# EXERCISE DIRECTIONS
Repeat each line of the material below exactly as it appears, minus any pictures.

****************

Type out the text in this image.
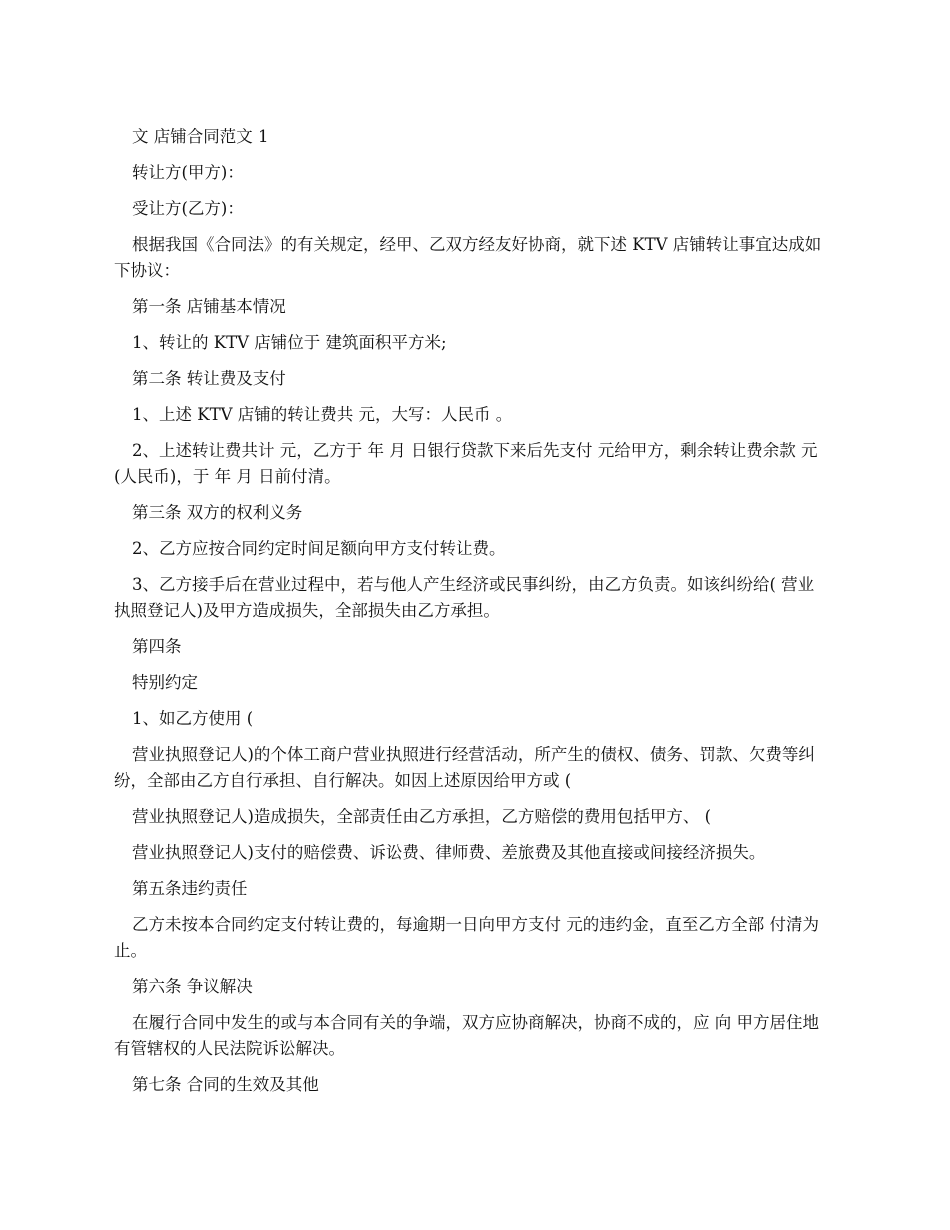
文 店铺合同范文 1

转让方(甲方)：

受让方(乙方)：

根据我国《合同法》的有关规定，经甲、乙双方经友好协商，就下述 KTV 店铺转让事宜达成如下协议：

第一条 店铺基本情况

1、转让的 KTV 店铺位于 建筑面积平方米;

第二条 转让费及支付

1、上述 KTV 店铺的转让费共 元，大写：人民币 。

2、上述转让费共计 元，乙方于 年 月 日银行贷款下来后先支付 元给甲方，剩余转让费余款 元(人民币)，于 年 月 日前付清。

第三条 双方的权利义务

2、乙方应按合同约定时间足额向甲方支付转让费。

3、乙方接手后在营业过程中，若与他人产生经济或民事纠纷，由乙方负责。如该纠纷给( 营业执照登记人)及甲方造成损失，全部损失由乙方承担。

第四条

特别约定

1、如乙方使用 (

营业执照登记人)的个体工商户营业执照进行经营活动，所产生的债权、债务、罚款、欠费等纠纷，全部由乙方自行承担、自行解决。如因上述原因给甲方或 (

营业执照登记人)造成损失，全部责任由乙方承担，乙方赔偿的费用包括甲方、 (

营业执照登记人)支付的赔偿费、诉讼费、律师费、差旅费及其他直接或间接经济损失。

第五条违约责任

乙方未按本合同约定支付转让费的，每逾期一日向甲方支付 元的违约金，直至乙方全部 付清为止。

第六条 争议解决

在履行合同中发生的或与本合同有关的争端，双方应协商解决，协商不成的，应 向 甲方居住地有管辖权的人民法院诉讼解决。

第七条 合同的生效及其他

****************

# CORRECT RESPONSE
Type out the text in this image.
文 店铺合同范文 1

转让方(甲方)：

受让方(乙方)：

根据我国《合同法》的有关规定，经甲、乙双方经友好协商，就下述 KTV 店铺转让事宜达成如下协议：

第一条 店铺基本情况

1、转让的 KTV 店铺位于 建筑面积平方米;

第二条 转让费及支付

1、上述 KTV 店铺的转让费共 元，大写：人民币 。

2、上述转让费共计 元，乙方于 年 月 日银行贷款下来后先支付 元给甲方，剩余转让费余款 元(人民币)，于 年 月 日前付清。

第三条 双方的权利义务

2、乙方应按合同约定时间足额向甲方支付转让费。

3、乙方接手后在营业过程中，若与他人产生经济或民事纠纷，由乙方负责。如该纠纷给( 营业执照登记人)及甲方造成损失，全部损失由乙方承担。

第四条

特别约定

1、如乙方使用 (

营业执照登记人)的个体工商户营业执照进行经营活动，所产生的债权、债务、罚款、欠费等纠纷，全部由乙方自行承担、自行解决。如因上述原因给甲方或 (

营业执照登记人)造成损失，全部责任由乙方承担，乙方赔偿的费用包括甲方、 (

营业执照登记人)支付的赔偿费、诉讼费、律师费、差旅费及其他直接或间接经济损失。

第五条违约责任

乙方未按本合同约定支付转让费的，每逾期一日向甲方支付 元的违约金，直至乙方全部 付清为止。

第六条 争议解决

在履行合同中发生的或与本合同有关的争端，双方应协商解决，协商不成的，应 向 甲方居住地有管辖权的人民法院诉讼解决。

第七条 合同的生效及其他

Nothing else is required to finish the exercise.